### YOUR TASK
Repeat every entry in the listing below, exactly.

### SUPPLIED ENTRIES
[start]

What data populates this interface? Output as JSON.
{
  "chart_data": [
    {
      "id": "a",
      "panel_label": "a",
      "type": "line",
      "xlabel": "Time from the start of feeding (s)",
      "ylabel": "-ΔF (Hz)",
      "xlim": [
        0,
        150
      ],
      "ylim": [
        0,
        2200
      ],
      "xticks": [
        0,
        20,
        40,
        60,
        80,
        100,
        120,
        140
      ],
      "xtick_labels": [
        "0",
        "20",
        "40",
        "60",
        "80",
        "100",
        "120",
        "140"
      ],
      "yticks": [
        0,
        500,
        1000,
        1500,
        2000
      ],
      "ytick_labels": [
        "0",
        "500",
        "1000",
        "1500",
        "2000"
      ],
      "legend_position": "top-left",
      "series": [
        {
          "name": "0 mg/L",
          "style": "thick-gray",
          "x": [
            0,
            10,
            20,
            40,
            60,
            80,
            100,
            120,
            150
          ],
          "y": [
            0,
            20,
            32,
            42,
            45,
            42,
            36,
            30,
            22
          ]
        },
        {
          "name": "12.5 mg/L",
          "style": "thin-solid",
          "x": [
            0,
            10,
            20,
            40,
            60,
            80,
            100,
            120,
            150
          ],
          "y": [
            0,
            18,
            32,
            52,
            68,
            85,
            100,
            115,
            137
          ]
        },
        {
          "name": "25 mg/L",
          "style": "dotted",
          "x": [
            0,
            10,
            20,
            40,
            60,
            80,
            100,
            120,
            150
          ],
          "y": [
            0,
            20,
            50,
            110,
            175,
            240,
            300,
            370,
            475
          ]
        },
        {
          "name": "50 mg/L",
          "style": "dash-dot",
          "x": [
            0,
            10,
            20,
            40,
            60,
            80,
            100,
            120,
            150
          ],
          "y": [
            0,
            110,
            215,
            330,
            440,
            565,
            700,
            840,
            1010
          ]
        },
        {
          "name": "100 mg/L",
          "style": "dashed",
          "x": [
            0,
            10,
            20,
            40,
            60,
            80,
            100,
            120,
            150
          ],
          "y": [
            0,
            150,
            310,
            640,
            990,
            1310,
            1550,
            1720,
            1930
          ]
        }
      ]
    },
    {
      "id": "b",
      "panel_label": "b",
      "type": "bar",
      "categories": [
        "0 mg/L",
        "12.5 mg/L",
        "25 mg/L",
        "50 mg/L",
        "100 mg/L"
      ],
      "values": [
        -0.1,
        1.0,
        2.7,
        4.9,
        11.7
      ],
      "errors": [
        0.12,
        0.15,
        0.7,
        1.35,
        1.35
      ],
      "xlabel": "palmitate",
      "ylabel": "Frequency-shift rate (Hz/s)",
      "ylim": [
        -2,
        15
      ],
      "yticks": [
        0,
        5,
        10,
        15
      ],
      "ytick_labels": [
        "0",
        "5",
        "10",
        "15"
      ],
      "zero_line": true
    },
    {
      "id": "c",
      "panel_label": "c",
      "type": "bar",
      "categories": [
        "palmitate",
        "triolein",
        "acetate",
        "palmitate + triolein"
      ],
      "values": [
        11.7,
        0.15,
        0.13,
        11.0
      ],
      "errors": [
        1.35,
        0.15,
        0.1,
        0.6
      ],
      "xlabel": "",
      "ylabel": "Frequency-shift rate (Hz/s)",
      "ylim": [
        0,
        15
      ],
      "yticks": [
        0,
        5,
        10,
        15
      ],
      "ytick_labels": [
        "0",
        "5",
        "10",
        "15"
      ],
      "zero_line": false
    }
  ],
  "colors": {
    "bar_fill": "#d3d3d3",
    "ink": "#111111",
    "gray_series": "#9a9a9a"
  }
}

[end]

### EXPECTED OUTPUT
What data populates this interface? Output as JSON.
{
  "chart_data": [
    {
      "id": "a",
      "panel_label": "a",
      "type": "line",
      "xlabel": "Time from the start of feeding (s)",
      "ylabel": "-ΔF (Hz)",
      "xlim": [
        0,
        150
      ],
      "ylim": [
        0,
        2200
      ],
      "xticks": [
        0,
        20,
        40,
        60,
        80,
        100,
        120,
        140
      ],
      "xtick_labels": [
        "0",
        "20",
        "40",
        "60",
        "80",
        "100",
        "120",
        "140"
      ],
      "yticks": [
        0,
        500,
        1000,
        1500,
        2000
      ],
      "ytick_labels": [
        "0",
        "500",
        "1000",
        "1500",
        "2000"
      ],
      "legend_position": "top-left",
      "series": [
        {
          "name": "0 mg/L",
          "style": "thick-gray",
          "x": [
            0,
            10,
            20,
            40,
            60,
            80,
            100,
            120,
            150
          ],
          "y": [
            0,
            20,
            32,
            42,
            45,
            42,
            36,
            30,
            22
          ]
        },
        {
          "name": "12.5 mg/L",
          "style": "thin-solid",
          "x": [
            0,
            10,
            20,
            40,
            60,
            80,
            100,
            120,
            150
          ],
          "y": [
            0,
            18,
            32,
            52,
            68,
            85,
            100,
            115,
            137
          ]
        },
        {
          "name": "25 mg/L",
          "style": "dotted",
          "x": [
            0,
            10,
            20,
            40,
            60,
            80,
            100,
            120,
            150
          ],
          "y": [
            0,
            20,
            50,
            110,
            175,
            240,
            300,
            370,
            475
          ]
        },
        {
          "name": "50 mg/L",
          "style": "dash-dot",
          "x": [
            0,
            10,
            20,
            40,
            60,
            80,
            100,
            120,
            150
          ],
          "y": [
            0,
            110,
            215,
            330,
            440,
            565,
            700,
            840,
            1010
          ]
        },
        {
          "name": "100 mg/L",
          "style": "dashed",
          "x": [
            0,
            10,
            20,
            40,
            60,
            80,
            100,
            120,
            150
          ],
          "y": [
            0,
            150,
            310,
            640,
            990,
            1310,
            1550,
            1720,
            1930
          ]
        }
      ]
    },
    {
      "id": "b",
      "panel_label": "b",
      "type": "bar",
      "categories": [
        "0 mg/L",
        "12.5 mg/L",
        "25 mg/L",
        "50 mg/L",
        "100 mg/L"
      ],
      "values": [
        -0.1,
        1.0,
        2.7,
        4.9,
        11.7
      ],
      "errors": [
        0.12,
        0.15,
        0.7,
        1.35,
        1.35
      ],
      "xlabel": "palmitate",
      "ylabel": "Frequency-shift rate (Hz/s)",
      "ylim": [
        -2,
        15
      ],
      "yticks": [
        0,
        5,
        10,
        15
      ],
      "ytick_labels": [
        "0",
        "5",
        "10",
        "15"
      ],
      "zero_line": true
    },
    {
      "id": "c",
      "panel_label": "c",
      "type": "bar",
      "categories": [
        "palmitate",
        "triolein",
        "acetate",
        "palmitate + triolein"
      ],
      "values": [
        11.7,
        0.15,
        0.13,
        11.0
      ],
      "errors": [
        1.35,
        0.15,
        0.1,
        0.6
      ],
      "xlabel": "",
      "ylabel": "Frequency-shift rate (Hz/s)",
      "ylim": [
        0,
        15
      ],
      "yticks": [
        0,
        5,
        10,
        15
      ],
      "ytick_labels": [
        "0",
        "5",
        "10",
        "15"
      ],
      "zero_line": false
    }
  ],
  "colors": {
    "bar_fill": "#d3d3d3",
    "ink": "#111111",
    "gray_series": "#9a9a9a"
  }
}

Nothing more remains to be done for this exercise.